- **Objective**
All lines featuring the string "ECDF" are to be listed.

Dataset excerpt
▬▬▬▬▬▬▬▬▬▬
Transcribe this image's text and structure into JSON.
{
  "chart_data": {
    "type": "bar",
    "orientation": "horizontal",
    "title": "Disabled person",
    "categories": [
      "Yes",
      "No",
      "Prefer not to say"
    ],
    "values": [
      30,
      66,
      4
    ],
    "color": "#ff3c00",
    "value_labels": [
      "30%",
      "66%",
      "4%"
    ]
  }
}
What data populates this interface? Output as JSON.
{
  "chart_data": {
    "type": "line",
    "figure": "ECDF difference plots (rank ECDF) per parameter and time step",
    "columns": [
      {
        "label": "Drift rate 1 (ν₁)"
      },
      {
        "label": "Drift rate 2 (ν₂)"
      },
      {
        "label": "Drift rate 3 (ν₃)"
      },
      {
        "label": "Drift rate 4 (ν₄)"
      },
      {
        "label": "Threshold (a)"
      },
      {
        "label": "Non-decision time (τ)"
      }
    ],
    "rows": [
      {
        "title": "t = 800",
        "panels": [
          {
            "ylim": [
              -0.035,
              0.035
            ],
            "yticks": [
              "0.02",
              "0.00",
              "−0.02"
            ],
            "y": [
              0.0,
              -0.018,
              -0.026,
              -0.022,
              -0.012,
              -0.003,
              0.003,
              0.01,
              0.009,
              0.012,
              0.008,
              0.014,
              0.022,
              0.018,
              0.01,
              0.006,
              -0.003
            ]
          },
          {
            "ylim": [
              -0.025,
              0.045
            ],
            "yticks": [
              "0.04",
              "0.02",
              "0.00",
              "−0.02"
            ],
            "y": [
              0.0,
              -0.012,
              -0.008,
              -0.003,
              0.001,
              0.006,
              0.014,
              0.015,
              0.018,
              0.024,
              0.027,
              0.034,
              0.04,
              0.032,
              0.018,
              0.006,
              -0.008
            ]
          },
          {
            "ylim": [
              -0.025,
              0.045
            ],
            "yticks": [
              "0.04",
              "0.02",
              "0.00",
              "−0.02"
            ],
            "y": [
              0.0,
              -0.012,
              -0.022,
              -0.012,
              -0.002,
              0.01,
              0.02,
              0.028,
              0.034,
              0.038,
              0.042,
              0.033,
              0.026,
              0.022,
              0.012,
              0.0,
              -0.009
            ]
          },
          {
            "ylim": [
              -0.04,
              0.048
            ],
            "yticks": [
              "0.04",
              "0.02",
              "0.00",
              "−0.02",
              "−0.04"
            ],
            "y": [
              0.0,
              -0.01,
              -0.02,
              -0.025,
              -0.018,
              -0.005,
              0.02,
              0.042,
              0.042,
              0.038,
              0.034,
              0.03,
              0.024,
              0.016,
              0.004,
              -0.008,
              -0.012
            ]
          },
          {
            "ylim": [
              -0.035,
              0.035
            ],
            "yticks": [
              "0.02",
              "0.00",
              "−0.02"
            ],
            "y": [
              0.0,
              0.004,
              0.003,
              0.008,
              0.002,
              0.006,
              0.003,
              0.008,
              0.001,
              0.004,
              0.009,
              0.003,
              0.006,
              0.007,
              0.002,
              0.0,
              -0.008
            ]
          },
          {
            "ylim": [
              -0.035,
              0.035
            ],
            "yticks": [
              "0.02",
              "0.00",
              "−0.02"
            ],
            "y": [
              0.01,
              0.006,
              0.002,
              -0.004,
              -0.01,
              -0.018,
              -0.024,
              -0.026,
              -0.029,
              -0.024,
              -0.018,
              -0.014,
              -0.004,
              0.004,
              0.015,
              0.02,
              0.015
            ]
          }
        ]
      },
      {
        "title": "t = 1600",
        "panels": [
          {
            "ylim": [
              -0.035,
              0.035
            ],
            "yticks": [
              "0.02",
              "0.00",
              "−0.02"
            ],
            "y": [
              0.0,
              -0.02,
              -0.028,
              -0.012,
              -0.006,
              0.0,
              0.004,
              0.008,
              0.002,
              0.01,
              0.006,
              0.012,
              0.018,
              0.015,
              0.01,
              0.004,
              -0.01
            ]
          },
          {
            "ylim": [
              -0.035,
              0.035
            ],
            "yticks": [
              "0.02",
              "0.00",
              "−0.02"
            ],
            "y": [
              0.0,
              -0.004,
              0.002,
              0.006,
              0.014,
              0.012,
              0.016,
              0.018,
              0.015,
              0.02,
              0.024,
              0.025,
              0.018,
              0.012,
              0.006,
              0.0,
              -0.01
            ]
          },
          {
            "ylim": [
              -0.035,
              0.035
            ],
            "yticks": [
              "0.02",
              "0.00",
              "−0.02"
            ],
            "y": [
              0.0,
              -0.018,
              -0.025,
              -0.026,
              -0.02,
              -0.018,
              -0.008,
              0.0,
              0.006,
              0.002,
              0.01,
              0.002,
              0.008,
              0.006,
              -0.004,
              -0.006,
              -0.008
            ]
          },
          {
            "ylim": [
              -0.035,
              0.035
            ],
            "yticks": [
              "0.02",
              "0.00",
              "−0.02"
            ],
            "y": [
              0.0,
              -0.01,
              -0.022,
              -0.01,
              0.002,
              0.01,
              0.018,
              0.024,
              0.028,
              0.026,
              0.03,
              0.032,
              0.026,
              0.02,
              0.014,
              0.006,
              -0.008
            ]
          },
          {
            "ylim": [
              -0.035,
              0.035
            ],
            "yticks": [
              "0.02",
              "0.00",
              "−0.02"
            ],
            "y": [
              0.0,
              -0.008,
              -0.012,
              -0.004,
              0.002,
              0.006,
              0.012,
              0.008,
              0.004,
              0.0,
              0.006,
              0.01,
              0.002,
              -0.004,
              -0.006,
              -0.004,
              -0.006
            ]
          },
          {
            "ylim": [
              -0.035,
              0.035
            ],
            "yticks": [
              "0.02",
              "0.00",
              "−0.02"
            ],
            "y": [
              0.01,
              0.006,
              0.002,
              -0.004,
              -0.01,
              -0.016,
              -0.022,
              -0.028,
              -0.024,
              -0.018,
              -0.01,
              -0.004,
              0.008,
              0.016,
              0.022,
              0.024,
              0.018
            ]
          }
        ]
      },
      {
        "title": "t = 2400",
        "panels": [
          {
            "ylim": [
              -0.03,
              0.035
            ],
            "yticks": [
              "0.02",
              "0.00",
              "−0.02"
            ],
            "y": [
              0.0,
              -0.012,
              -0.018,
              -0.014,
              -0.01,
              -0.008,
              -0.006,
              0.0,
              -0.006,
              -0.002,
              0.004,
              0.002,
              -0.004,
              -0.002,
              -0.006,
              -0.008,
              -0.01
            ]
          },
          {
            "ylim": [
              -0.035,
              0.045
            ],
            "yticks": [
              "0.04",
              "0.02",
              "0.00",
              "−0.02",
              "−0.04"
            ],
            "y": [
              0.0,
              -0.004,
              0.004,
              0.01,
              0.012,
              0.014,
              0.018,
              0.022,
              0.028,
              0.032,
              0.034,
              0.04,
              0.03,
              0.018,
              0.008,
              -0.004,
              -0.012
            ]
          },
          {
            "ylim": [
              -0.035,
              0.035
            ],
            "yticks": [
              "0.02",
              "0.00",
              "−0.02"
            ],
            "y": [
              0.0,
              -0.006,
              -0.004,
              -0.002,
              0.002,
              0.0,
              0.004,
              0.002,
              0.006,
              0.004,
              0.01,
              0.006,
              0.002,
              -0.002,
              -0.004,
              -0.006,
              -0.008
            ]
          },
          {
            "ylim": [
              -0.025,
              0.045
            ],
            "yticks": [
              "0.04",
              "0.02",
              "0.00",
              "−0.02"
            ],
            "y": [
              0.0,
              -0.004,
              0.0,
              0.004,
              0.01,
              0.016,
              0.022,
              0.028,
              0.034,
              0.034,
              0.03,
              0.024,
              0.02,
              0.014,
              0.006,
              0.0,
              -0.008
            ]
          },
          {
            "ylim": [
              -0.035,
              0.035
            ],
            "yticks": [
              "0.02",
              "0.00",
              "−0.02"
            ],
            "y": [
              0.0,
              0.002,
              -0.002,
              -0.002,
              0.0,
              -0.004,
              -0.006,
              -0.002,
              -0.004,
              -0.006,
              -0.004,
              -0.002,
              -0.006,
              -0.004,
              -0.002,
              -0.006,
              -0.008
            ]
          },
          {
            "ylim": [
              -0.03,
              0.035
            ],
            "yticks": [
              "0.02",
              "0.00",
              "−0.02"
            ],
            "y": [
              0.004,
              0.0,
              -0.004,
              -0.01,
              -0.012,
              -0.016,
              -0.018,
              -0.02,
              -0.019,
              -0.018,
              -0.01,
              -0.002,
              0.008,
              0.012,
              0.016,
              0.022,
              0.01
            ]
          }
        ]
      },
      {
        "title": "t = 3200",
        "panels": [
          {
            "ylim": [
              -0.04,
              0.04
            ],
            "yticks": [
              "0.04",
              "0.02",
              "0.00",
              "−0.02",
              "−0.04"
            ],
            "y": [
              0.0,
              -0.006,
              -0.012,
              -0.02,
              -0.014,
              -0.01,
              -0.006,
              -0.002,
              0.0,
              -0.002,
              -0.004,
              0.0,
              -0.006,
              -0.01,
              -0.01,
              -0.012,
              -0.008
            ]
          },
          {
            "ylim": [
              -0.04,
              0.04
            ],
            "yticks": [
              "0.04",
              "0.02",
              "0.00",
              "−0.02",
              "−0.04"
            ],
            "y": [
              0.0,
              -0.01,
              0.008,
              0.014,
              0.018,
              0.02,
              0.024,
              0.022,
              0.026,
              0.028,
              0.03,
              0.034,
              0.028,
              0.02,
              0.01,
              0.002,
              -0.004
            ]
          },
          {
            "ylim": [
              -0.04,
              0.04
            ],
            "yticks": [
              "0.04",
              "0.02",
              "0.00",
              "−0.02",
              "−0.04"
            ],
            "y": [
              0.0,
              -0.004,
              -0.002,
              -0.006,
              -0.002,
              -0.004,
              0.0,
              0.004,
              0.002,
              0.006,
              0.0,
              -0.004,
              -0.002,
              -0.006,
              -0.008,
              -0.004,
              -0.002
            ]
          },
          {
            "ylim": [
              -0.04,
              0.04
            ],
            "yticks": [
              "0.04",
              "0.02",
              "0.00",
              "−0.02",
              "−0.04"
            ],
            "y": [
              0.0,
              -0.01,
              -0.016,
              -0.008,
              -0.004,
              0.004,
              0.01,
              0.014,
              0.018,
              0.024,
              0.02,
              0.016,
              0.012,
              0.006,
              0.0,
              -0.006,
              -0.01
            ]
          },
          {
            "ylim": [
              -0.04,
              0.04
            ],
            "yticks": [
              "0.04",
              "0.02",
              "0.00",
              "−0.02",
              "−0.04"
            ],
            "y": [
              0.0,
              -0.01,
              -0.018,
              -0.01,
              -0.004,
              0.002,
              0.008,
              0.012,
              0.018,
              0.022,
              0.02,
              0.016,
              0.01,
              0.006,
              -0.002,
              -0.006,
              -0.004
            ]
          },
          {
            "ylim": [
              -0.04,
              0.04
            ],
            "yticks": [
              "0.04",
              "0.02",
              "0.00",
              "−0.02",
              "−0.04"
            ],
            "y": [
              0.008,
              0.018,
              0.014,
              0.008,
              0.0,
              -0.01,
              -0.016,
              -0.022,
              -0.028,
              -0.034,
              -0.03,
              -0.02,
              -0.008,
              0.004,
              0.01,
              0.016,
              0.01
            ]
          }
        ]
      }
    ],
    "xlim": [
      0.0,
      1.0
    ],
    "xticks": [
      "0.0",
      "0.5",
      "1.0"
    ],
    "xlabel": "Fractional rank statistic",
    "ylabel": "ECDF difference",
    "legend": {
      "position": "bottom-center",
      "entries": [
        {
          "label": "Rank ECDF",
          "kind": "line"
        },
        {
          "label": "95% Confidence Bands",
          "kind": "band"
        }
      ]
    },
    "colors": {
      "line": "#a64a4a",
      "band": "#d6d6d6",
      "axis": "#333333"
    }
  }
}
▬▬▬▬▬▬▬▬▬▬
- **Response for this exercise**
    "figure": "ECDF difference plots (rank ECDF) per parameter and time step",
    "ylabel": "ECDF difference",
          "label": "Rank ECDF",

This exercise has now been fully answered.